[Figure record listings]

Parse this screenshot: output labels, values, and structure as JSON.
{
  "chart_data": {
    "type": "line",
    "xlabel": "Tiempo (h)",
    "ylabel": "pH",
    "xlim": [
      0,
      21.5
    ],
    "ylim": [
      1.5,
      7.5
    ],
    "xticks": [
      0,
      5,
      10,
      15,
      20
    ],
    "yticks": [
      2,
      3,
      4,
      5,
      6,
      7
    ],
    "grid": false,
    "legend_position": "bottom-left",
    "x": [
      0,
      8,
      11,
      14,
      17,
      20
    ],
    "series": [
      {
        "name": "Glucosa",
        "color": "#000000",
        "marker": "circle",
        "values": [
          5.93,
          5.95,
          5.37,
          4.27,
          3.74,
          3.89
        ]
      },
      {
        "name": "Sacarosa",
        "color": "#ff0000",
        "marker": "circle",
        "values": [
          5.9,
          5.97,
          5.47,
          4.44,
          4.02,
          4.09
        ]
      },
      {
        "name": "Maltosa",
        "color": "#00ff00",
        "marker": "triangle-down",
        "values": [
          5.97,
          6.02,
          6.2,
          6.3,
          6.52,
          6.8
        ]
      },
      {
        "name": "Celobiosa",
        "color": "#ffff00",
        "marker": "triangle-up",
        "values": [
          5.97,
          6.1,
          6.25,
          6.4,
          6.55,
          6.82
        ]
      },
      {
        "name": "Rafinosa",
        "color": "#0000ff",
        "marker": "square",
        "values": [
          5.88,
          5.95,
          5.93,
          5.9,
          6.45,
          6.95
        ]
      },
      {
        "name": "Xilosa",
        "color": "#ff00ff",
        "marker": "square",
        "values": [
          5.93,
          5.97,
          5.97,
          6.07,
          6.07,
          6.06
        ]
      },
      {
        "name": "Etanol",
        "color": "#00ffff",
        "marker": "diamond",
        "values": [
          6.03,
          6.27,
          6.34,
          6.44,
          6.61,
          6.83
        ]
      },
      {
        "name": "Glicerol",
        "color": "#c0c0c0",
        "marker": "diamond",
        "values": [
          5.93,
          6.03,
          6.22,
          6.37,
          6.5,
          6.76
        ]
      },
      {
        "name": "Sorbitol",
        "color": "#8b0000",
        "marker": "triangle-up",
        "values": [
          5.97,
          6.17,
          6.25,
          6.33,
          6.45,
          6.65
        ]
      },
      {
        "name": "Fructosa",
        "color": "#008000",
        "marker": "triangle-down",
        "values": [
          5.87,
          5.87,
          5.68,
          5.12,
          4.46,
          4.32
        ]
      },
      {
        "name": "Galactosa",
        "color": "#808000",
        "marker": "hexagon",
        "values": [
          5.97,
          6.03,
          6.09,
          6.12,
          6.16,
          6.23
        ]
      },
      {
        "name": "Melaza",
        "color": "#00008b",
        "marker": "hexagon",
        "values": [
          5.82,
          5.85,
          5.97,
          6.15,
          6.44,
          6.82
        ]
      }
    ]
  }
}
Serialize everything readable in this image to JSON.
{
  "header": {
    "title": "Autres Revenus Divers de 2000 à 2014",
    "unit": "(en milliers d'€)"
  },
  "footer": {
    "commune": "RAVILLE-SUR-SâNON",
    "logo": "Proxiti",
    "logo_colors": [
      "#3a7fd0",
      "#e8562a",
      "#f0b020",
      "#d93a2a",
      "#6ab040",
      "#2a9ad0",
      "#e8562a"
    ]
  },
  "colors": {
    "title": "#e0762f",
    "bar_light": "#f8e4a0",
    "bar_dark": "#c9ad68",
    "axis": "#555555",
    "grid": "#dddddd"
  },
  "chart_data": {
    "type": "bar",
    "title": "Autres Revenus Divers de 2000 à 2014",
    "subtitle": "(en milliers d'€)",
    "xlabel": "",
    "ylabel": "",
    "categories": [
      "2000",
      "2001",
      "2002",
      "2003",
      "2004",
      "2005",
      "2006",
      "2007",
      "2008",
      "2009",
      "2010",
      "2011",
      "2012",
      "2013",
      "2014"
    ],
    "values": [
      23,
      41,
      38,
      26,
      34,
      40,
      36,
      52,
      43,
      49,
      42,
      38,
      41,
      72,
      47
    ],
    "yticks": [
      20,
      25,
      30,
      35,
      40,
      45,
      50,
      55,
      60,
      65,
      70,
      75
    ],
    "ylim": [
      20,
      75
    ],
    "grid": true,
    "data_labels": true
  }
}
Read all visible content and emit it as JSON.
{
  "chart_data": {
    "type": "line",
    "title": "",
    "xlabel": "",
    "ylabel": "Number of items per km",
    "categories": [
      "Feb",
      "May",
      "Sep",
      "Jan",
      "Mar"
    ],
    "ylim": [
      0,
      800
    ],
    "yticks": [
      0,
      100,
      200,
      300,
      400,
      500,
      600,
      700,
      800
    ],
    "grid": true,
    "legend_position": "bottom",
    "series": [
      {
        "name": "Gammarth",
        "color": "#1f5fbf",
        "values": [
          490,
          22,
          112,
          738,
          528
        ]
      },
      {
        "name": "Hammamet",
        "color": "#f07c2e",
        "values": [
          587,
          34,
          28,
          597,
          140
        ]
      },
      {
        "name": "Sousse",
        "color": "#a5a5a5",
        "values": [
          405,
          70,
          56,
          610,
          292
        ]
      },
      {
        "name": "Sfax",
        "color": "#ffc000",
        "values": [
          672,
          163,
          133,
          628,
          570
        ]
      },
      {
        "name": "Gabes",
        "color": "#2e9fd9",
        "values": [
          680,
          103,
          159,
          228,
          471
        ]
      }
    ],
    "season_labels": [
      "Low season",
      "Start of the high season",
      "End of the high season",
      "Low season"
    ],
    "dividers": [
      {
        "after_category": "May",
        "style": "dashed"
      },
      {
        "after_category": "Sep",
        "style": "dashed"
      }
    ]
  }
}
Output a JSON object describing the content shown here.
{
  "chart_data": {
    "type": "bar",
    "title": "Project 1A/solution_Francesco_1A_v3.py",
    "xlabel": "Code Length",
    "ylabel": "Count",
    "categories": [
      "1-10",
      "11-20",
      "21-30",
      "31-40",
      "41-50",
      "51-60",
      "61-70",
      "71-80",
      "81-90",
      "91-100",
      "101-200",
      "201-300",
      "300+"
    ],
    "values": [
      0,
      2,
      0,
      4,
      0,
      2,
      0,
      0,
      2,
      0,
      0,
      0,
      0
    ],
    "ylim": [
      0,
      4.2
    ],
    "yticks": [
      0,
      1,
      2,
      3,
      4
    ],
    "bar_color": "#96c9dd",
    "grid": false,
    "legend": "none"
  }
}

**SHORT TASK**
Within the listing above, copy each line that has the string "xlabel".

**OUTPUT**
    "xlabel": "Tiempo (h)",
    "xlabel": "",
    "xlabel": "",
    "xlabel": "Code Length",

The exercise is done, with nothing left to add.